### Exercise details
In the entries that follow, how many lines hold the string "xlabel"? Give only that number.

### Items
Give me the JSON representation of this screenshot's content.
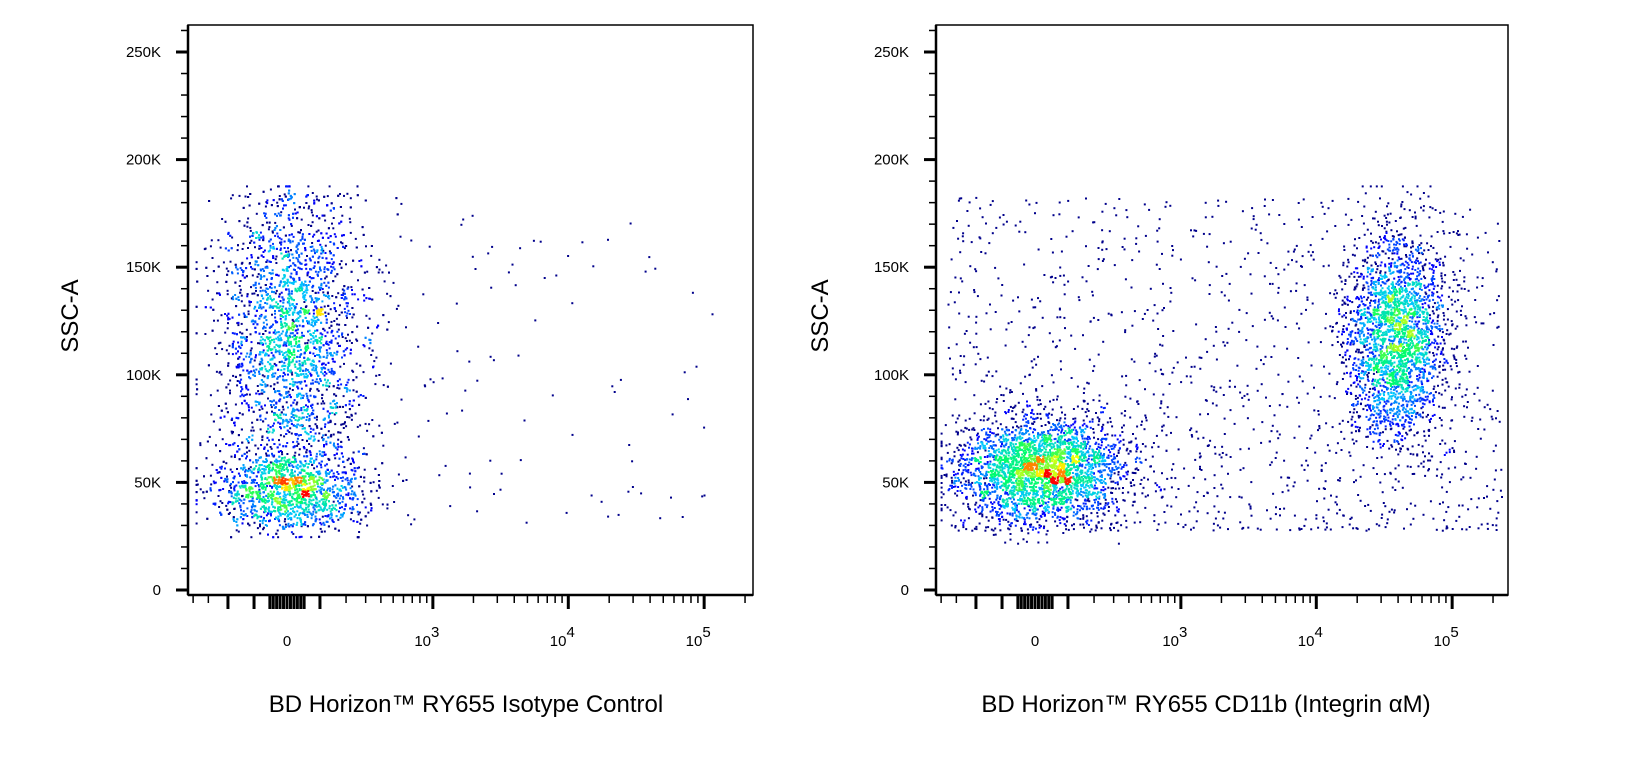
{
  "chart_data": [
    {
      "type": "scatter",
      "style": "pseudocolor density dot plot",
      "xlabel": "BD Horizon™ RY655 Isotype Control",
      "ylabel": "SSC-A",
      "x_scale": "biexponential",
      "x_ticks": [
        "0",
        "10^3",
        "10^4",
        "10^5"
      ],
      "y_ticks": [
        "0",
        "50K",
        "100K",
        "150K",
        "200K",
        "250K"
      ],
      "ylim": [
        0,
        262144
      ],
      "xlim": [
        -440,
        230000
      ],
      "populations": [
        {
          "x_center": 0,
          "x_range": [
            -350,
            500
          ],
          "y_center": 47000,
          "y_range": [
            25000,
            188000
          ],
          "relative_density": "high",
          "dense_core_y": 47000
        },
        {
          "x_center": 3000,
          "x_range": [
            500,
            90000
          ],
          "y_range": [
            30000,
            185000
          ],
          "relative_density": "sparse"
        }
      ],
      "density_colors": [
        "#00008b",
        "#0000ff",
        "#00c8ff",
        "#00ff66",
        "#ffff00",
        "#ff0000"
      ]
    },
    {
      "type": "scatter",
      "style": "pseudocolor density dot plot",
      "xlabel": "BD Horizon™ RY655 CD11b (Integrin αM)",
      "ylabel": "SSC-A",
      "x_scale": "biexponential",
      "x_ticks": [
        "0",
        "10^3",
        "10^4",
        "10^5"
      ],
      "y_ticks": [
        "0",
        "50K",
        "100K",
        "150K",
        "200K",
        "250K"
      ],
      "ylim": [
        0,
        262144
      ],
      "xlim": [
        -440,
        260000
      ],
      "populations": [
        {
          "name_hint": "CD11b negative",
          "x_center": 0,
          "x_range": [
            -400,
            1500
          ],
          "y_center": 50000,
          "y_range": [
            22000,
            90000
          ],
          "relative_density": "high"
        },
        {
          "name_hint": "CD11b positive",
          "x_center": 30000,
          "x_range": [
            8000,
            150000
          ],
          "y_center": 120000,
          "y_range": [
            40000,
            188000
          ],
          "relative_density": "high"
        },
        {
          "x_range": [
            -400,
            200000
          ],
          "y_range": [
            25000,
            185000
          ],
          "relative_density": "sparse"
        }
      ],
      "density_colors": [
        "#00008b",
        "#0000ff",
        "#00c8ff",
        "#00ff66",
        "#ffff00",
        "#ff0000"
      ]
    }
  ]
}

### Answer in full
2